— Begin DATA TO USE —

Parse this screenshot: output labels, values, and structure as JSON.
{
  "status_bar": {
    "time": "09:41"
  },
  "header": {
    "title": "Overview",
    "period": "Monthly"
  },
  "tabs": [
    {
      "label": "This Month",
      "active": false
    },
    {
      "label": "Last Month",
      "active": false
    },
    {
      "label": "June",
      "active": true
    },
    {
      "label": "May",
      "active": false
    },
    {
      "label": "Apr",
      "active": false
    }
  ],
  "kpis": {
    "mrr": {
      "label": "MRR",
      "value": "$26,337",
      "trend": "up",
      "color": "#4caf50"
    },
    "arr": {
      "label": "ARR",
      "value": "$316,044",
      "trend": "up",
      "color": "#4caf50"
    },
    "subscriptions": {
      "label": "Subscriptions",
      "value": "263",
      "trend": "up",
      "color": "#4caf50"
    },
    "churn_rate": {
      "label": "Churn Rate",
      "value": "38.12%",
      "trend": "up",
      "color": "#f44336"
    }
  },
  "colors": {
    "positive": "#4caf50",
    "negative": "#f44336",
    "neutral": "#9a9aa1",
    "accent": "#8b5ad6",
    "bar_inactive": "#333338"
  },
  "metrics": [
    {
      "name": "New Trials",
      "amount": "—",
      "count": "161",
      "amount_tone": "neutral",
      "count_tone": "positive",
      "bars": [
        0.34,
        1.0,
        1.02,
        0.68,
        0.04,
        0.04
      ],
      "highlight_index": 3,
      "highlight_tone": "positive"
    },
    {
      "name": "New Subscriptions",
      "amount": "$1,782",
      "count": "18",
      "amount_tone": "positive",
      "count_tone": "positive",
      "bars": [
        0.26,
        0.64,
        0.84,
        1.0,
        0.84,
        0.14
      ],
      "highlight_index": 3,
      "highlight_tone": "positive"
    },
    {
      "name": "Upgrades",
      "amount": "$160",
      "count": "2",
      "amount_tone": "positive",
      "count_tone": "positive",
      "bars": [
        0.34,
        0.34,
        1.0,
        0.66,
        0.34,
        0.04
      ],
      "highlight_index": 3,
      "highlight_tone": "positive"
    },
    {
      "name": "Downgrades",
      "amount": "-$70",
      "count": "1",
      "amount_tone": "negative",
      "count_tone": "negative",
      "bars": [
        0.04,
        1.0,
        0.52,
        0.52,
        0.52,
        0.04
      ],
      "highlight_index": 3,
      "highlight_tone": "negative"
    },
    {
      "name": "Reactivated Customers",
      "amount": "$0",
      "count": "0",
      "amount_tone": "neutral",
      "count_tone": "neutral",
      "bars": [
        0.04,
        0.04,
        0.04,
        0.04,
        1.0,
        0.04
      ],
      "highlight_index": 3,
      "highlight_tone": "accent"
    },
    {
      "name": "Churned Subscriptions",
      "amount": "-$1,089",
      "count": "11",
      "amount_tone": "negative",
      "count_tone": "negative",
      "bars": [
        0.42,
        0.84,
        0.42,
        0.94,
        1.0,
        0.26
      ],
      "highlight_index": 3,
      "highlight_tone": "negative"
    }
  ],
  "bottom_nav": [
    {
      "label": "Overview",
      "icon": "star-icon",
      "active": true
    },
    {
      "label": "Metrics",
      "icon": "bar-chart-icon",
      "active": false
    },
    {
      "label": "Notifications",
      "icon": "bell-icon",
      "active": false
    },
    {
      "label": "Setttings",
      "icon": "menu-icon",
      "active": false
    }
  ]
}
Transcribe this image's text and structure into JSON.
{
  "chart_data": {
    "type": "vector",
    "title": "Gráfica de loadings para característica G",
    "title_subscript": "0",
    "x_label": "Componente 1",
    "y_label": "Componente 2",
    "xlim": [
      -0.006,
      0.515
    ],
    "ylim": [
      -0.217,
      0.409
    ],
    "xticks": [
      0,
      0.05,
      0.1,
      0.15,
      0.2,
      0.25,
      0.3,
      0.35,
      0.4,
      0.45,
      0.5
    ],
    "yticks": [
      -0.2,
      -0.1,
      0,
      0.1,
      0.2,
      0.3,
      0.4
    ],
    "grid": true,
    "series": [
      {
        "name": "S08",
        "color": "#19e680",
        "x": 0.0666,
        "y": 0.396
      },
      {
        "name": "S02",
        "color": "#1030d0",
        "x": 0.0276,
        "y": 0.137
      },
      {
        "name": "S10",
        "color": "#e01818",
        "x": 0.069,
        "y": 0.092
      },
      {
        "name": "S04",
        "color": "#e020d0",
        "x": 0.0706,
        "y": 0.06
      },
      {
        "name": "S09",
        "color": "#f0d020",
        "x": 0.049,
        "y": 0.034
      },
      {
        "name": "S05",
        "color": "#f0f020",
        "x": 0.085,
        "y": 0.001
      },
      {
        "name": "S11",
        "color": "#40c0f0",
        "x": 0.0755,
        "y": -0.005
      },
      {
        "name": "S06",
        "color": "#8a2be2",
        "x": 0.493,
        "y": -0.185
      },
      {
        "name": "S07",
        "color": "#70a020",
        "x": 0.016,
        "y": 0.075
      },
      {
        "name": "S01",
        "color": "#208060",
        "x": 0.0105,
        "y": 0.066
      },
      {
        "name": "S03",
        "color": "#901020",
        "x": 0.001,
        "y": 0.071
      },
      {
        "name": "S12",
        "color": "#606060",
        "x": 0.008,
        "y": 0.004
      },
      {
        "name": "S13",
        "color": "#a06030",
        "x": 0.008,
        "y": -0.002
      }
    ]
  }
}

— End DATA TO USE —

WHAT IS BEING ASKED: Extract each line from the listing above, please, and repeat it exactly.

EXERCISE ANSWER:
Parse this screenshot: output labels, values, and structure as JSON.
{
  "status_bar": {
    "time": "09:41"
  },
  "header": {
    "title": "Overview",
    "period": "Monthly"
  },
  "tabs": [
    {
      "label": "This Month",
      "active": false
    },
    {
      "label": "Last Month",
      "active": false
    },
    {
      "label": "June",
      "active": true
    },
    {
      "label": "May",
      "active": false
    },
    {
      "label": "Apr",
      "active": false
    }
  ],
  "kpis": {
    "mrr": {
      "label": "MRR",
      "value": "$26,337",
      "trend": "up",
      "color": "#4caf50"
    },
    "arr": {
      "label": "ARR",
      "value": "$316,044",
      "trend": "up",
      "color": "#4caf50"
    },
    "subscriptions": {
      "label": "Subscriptions",
      "value": "263",
      "trend": "up",
      "color": "#4caf50"
    },
    "churn_rate": {
      "label": "Churn Rate",
      "value": "38.12%",
      "trend": "up",
      "color": "#f44336"
    }
  },
  "colors": {
    "positive": "#4caf50",
    "negative": "#f44336",
    "neutral": "#9a9aa1",
    "accent": "#8b5ad6",
    "bar_inactive": "#333338"
  },
  "metrics": [
    {
      "name": "New Trials",
      "amount": "—",
      "count": "161",
      "amount_tone": "neutral",
      "count_tone": "positive",
      "bars": [
        0.34,
        1.0,
        1.02,
        0.68,
        0.04,
        0.04
      ],
      "highlight_index": 3,
      "highlight_tone": "positive"
    },
    {
      "name": "New Subscriptions",
      "amount": "$1,782",
      "count": "18",
      "amount_tone": "positive",
      "count_tone": "positive",
      "bars": [
        0.26,
        0.64,
        0.84,
        1.0,
        0.84,
        0.14
      ],
      "highlight_index": 3,
      "highlight_tone": "positive"
    },
    {
      "name": "Upgrades",
      "amount": "$160",
      "count": "2",
      "amount_tone": "positive",
      "count_tone": "positive",
      "bars": [
        0.34,
        0.34,
        1.0,
        0.66,
        0.34,
        0.04
      ],
      "highlight_index": 3,
      "highlight_tone": "positive"
    },
    {
      "name": "Downgrades",
      "amount": "-$70",
      "count": "1",
      "amount_tone": "negative",
      "count_tone": "negative",
      "bars": [
        0.04,
        1.0,
        0.52,
        0.52,
        0.52,
        0.04
      ],
      "highlight_index": 3,
      "highlight_tone": "negative"
    },
    {
      "name": "Reactivated Customers",
      "amount": "$0",
      "count": "0",
      "amount_tone": "neutral",
      "count_tone": "neutral",
      "bars": [
        0.04,
        0.04,
        0.04,
        0.04,
        1.0,
        0.04
      ],
      "highlight_index": 3,
      "highlight_tone": "accent"
    },
    {
      "name": "Churned Subscriptions",
      "amount": "-$1,089",
      "count": "11",
      "amount_tone": "negative",
      "count_tone": "negative",
      "bars": [
        0.42,
        0.84,
        0.42,
        0.94,
        1.0,
        0.26
      ],
      "highlight_index": 3,
      "highlight_tone": "negative"
    }
  ],
  "bottom_nav": [
    {
      "label": "Overview",
      "icon": "star-icon",
      "active": true
    },
    {
      "label": "Metrics",
      "icon": "bar-chart-icon",
      "active": false
    },
    {
      "label": "Notifications",
      "icon": "bell-icon",
      "active": false
    },
    {
      "label": "Setttings",
      "icon": "menu-icon",
      "active": false
    }
  ]
}
Transcribe this image's text and structure into JSON.
{
  "chart_data": {
    "type": "vector",
    "title": "Gráfica de loadings para característica G",
    "title_subscript": "0",
    "x_label": "Componente 1",
    "y_label": "Componente 2",
    "xlim": [
      -0.006,
      0.515
    ],
    "ylim": [
      -0.217,
      0.409
    ],
    "xticks": [
      0,
      0.05,
      0.1,
      0.15,
      0.2,
      0.25,
      0.3,
      0.35,
      0.4,
      0.45,
      0.5
    ],
    "yticks": [
      -0.2,
      -0.1,
      0,
      0.1,
      0.2,
      0.3,
      0.4
    ],
    "grid": true,
    "series": [
      {
        "name": "S08",
        "color": "#19e680",
        "x": 0.0666,
        "y": 0.396
      },
      {
        "name": "S02",
        "color": "#1030d0",
        "x": 0.0276,
        "y": 0.137
      },
      {
        "name": "S10",
        "color": "#e01818",
        "x": 0.069,
        "y": 0.092
      },
      {
        "name": "S04",
        "color": "#e020d0",
        "x": 0.0706,
        "y": 0.06
      },
      {
        "name": "S09",
        "color": "#f0d020",
        "x": 0.049,
        "y": 0.034
      },
      {
        "name": "S05",
        "color": "#f0f020",
        "x": 0.085,
        "y": 0.001
      },
      {
        "name": "S11",
        "color": "#40c0f0",
        "x": 0.0755,
        "y": -0.005
      },
      {
        "name": "S06",
        "color": "#8a2be2",
        "x": 0.493,
        "y": -0.185
      },
      {
        "name": "S07",
        "color": "#70a020",
        "x": 0.016,
        "y": 0.075
      },
      {
        "name": "S01",
        "color": "#208060",
        "x": 0.0105,
        "y": 0.066
      },
      {
        "name": "S03",
        "color": "#901020",
        "x": 0.001,
        "y": 0.071
      },
      {
        "name": "S12",
        "color": "#606060",
        "x": 0.008,
        "y": 0.004
      },
      {
        "name": "S13",
        "color": "#a06030",
        "x": 0.008,
        "y": -0.002
      }
    ]
  }
}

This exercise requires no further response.